# QUÉ SE PIDE
¿Puedes actualizar el fragmento del texto sobre octubre y el cáncer de mama desde "Es fácil colocarse" hasta "llega el tsunami.", ambos incluidos, cambiando "tsunami" por "maremoto"?

# TEXTO SELECCIONADO
------------

Octubre es el mes de los atardeceres rosados. El otoño se hace más presente en los cielos donde las nubes que han esperado el fin del verano se visten ahora de rosa. Octubre también se viste de rosa en los millones de lazos que engalanan el calendario en busca de concienciación.
Este mes se celebra el Día Mundial contra el Cáncer de Mama, una enfermedad que por todos es sabido se presenta como el tumor maligno más frecuente en la población femenina.
Es fácil colocarse ese día el lazo rosado en el cuello de la camisa pero siempre he imaginado que debe ser muy difícil para aquella persona que haya pasado por ese terrible sendero. Me imagino a todas esas mujeres testigos y protagonistas de los efectos de una doble mastectomía mirándose al espejo para colocar el lazo, recordando aquellos tiempos en los que se lo ponían «por ellas», ignorando por completo que ese ellas nos incluye a todas.
Es como cuando ves en las noticias que un terrible tsunami lo ha destruido todo en algún país en vías de desarrollo. «Eso no pasará aquí». «Eso no me puede pasar a mi».
Y un día de repente llega el tsunami.
En estos días en los que tanto se hablará de investigación, de financiación, de prevención (tan importantes y necesarias por supuesto), me paro a pensar en un factor que quizá queda un poco en segundo plano. Me paro a pensar en la reconstrucción, en volver a levantar lo que el tsunami ha dejado roto, devastado.
Siempre he pensado que cuando una mujer sobrevive a un cáncer de mama, cuando por fin está limpia y sana, debe sentirse inmensamente agradecida con la vida. Pero sé, con conocimiento de causa, que a algunas les cuesta no mezclar ese sentimiento con la impotencia, con la rabia de no reconocerse como la mujer que fue.
Me gustaría que este octubre traslademos también con más ímpetu el mensaje de que todas las cicatrices son igual de bellas. Creo que es necesario insistir en estos tiempos en los que la religión del filtro se impone, que la imperfección de nuestros cuerpos es precisamente la que nos hace perfectas, por el simple hecho de ser únicas. No olvidemos nunca que nuestro valor como persona no es lo que pueda reflejarse en un espejo, sino que son los ojos del alma los que saben ver la verdadera belleza.
Es duro aceptar que ya nunca volverás a ser la misma, pero créete que debajo de ese pañuelo, detrás de esas cicatrices eres tan hermosa como cualquiera de esos atardeceres que nos regala cada día el otoño.

------------

(Filas de una fuente de datos)
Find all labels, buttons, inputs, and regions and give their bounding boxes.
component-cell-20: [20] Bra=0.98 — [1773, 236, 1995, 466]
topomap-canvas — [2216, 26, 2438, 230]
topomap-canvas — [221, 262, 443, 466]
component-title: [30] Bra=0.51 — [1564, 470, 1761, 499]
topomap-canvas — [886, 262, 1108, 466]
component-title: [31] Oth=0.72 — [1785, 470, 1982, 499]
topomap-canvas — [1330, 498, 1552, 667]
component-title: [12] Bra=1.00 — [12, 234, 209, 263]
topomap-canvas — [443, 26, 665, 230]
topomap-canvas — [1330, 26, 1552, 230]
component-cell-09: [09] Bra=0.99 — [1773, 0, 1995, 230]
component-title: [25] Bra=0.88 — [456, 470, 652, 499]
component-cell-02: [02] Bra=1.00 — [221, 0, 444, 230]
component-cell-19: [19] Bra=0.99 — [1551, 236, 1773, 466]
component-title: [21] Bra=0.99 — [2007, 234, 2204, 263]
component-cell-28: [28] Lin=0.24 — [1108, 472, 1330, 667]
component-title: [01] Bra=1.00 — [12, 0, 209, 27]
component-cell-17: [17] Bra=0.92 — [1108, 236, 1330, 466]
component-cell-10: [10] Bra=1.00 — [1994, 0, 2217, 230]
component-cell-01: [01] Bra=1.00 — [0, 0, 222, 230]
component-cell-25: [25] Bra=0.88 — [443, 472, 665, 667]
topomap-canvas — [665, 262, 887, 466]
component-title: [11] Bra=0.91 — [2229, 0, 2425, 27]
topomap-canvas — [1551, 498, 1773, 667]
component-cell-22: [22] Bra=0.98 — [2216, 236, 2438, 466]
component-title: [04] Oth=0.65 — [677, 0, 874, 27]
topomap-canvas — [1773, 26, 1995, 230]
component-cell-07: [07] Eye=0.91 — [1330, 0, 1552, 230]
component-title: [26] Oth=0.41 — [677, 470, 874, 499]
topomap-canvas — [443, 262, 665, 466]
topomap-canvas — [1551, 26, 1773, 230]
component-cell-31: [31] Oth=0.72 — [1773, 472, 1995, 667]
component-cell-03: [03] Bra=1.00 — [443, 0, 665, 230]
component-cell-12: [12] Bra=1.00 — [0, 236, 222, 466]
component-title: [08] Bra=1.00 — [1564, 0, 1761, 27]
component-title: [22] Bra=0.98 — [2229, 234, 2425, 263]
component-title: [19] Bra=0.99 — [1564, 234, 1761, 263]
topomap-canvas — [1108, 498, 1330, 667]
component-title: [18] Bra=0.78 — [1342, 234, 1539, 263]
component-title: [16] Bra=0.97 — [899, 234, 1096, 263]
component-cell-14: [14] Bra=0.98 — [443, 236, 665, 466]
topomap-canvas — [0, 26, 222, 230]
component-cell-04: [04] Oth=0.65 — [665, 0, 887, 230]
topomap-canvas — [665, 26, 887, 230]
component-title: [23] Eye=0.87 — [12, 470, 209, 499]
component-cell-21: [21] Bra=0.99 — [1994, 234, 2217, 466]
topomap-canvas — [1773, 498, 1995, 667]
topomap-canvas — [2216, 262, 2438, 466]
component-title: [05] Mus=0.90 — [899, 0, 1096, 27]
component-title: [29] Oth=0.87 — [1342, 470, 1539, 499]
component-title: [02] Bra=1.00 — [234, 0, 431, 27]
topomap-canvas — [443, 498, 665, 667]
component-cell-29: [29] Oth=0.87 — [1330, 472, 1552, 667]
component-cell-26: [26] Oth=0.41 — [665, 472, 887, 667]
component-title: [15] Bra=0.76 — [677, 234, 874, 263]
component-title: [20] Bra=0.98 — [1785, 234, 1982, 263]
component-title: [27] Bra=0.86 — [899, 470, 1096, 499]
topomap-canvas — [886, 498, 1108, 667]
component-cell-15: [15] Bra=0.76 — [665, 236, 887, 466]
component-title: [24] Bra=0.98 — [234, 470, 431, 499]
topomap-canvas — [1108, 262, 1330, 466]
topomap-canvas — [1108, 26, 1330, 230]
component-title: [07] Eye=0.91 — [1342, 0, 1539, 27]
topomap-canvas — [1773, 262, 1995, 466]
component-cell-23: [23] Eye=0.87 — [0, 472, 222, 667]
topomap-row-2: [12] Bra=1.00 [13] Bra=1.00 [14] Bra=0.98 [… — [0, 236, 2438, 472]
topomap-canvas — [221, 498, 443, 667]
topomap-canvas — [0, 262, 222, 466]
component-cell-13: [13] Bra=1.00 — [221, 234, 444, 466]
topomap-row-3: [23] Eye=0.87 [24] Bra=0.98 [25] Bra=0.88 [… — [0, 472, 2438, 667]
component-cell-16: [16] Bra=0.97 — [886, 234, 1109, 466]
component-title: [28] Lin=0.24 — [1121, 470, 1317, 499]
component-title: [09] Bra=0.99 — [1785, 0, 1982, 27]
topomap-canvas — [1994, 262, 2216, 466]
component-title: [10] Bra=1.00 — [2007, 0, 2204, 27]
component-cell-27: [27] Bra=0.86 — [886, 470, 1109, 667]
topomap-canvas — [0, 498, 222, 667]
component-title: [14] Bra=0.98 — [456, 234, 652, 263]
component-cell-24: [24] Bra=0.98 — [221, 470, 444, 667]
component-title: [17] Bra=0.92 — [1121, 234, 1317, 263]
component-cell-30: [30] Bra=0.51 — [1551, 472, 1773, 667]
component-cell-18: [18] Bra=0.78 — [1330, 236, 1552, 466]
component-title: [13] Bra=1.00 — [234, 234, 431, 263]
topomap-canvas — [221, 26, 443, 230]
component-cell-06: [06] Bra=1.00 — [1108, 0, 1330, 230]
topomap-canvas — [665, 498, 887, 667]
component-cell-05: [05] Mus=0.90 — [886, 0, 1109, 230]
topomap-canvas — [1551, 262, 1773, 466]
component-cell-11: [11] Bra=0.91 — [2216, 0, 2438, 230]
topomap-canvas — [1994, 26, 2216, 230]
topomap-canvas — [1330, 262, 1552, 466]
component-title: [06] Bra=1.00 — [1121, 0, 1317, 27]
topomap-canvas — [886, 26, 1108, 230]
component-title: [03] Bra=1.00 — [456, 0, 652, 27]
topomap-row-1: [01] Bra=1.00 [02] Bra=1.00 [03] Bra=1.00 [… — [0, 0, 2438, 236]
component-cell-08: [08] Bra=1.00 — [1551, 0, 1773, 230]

------------

# RESULTADO DEL EJERCICIO
Es fácil colocarse ese día el lazo rosado en el cuello de la camisa pero siempre he imaginado que debe ser muy difícil para aquella persona que haya pasado por ese terrible sendero. Me imagino a todas esas mujeres testigos y protagonistas de los efectos de una doble mastectomía mirándose al espejo para colocar el lazo, recordando aquellos tiempos en los que se lo ponían «por ellas», ignorando por completo que ese ellas nos incluye a todas.
Es como cuando ves en las noticias que un terrible maremoto lo ha destruido todo en algún país en vías de desarrollo. «Eso no pasará aquí». «Eso no me puede pasar a mi».
Y un día de repente llega el maremoto.